» SUPPLIED RECORDS
--- BEGIN ---

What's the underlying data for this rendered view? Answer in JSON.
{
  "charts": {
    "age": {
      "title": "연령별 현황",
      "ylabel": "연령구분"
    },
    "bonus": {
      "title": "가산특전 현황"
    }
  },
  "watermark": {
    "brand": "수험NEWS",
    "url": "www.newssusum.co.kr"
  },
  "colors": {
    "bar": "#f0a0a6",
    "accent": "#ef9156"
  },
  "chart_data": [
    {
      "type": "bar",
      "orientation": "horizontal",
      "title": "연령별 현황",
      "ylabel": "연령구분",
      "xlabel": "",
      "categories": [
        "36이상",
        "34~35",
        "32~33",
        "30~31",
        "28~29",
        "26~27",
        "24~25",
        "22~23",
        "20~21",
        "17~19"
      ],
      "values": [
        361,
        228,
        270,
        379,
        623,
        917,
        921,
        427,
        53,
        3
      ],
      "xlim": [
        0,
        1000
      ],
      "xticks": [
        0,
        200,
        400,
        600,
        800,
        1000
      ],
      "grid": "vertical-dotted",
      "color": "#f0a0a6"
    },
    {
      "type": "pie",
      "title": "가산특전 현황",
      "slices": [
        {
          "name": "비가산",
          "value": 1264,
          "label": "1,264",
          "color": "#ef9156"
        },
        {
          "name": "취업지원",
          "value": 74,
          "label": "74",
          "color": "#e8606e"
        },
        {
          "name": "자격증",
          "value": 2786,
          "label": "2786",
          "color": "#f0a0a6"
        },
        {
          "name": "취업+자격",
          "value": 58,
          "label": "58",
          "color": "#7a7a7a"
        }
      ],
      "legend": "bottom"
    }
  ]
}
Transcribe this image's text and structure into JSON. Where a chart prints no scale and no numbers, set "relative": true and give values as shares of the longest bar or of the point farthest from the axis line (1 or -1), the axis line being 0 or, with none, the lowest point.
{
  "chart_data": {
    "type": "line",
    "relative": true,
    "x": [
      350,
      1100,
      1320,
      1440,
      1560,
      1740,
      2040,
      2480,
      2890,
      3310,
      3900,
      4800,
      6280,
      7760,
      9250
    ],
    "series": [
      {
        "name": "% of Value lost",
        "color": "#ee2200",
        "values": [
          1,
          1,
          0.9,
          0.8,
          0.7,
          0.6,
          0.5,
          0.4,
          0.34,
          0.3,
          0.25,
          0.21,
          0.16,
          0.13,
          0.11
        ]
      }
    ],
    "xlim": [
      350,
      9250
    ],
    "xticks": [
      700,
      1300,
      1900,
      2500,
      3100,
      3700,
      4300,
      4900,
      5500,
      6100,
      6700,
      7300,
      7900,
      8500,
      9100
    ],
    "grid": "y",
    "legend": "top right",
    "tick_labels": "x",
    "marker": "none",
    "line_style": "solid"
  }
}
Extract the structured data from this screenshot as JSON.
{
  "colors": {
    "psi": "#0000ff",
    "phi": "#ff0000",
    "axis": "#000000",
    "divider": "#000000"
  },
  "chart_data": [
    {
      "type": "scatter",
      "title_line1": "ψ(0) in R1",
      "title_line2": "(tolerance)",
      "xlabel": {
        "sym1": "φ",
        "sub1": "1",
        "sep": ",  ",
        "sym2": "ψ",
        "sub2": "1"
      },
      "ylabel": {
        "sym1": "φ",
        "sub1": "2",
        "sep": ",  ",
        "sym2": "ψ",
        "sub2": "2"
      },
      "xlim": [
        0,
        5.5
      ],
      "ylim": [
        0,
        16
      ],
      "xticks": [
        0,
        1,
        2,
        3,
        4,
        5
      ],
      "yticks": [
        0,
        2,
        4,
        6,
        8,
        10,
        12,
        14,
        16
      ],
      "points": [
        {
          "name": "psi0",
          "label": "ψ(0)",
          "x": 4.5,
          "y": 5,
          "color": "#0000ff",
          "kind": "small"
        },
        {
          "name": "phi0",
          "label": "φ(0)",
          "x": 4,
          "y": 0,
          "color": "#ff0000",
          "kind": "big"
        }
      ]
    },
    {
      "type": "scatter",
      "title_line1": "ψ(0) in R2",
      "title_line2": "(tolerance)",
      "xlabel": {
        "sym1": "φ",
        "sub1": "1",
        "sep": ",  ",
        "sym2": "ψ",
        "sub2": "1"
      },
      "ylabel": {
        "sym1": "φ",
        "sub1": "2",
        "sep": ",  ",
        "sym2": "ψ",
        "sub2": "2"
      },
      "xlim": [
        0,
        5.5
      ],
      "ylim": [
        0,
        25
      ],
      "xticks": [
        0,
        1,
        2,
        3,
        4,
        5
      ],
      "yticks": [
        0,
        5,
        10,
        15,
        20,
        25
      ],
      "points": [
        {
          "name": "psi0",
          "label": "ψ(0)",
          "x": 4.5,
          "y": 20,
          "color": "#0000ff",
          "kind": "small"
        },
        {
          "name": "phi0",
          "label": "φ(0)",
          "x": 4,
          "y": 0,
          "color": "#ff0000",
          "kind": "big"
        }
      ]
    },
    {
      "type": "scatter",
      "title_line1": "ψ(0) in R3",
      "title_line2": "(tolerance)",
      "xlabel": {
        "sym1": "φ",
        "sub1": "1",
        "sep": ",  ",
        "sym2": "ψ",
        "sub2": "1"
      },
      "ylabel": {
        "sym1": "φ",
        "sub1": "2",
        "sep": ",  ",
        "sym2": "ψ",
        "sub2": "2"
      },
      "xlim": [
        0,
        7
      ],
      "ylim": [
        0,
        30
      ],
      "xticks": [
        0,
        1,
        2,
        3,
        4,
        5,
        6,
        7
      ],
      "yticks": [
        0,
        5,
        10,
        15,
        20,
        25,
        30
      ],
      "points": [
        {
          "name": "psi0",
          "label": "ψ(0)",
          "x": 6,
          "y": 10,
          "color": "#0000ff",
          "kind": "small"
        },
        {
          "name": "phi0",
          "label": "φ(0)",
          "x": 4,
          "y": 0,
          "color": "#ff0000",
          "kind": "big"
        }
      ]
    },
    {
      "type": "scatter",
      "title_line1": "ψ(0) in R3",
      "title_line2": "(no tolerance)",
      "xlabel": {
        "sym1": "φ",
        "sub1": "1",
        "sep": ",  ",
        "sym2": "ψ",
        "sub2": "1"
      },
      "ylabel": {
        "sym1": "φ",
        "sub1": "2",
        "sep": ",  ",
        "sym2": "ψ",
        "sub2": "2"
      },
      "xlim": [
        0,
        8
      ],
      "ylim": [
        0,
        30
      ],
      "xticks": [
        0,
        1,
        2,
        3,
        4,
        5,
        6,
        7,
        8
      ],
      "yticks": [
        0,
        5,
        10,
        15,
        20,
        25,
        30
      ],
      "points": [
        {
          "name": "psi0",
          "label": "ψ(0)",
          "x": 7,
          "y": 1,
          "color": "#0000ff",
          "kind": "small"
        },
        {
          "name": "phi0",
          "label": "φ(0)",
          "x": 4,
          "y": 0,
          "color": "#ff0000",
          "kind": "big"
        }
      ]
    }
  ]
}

--- END ---

» TO BE DONE
Filter the entries and copy out every line with the word "JSON".

» TASK ANSWER
What's the underlying data for this rendered view? Answer in JSON.
Transcribe this image's text and structure into JSON. Where a chart prints no scale and no numbers, set "relative": true and give values as shares of the longest bar or of the point farthest from the axis line (1 or -1), the axis line being 0 or, with none, the lowest point.
Extract the structured data from this screenshot as JSON.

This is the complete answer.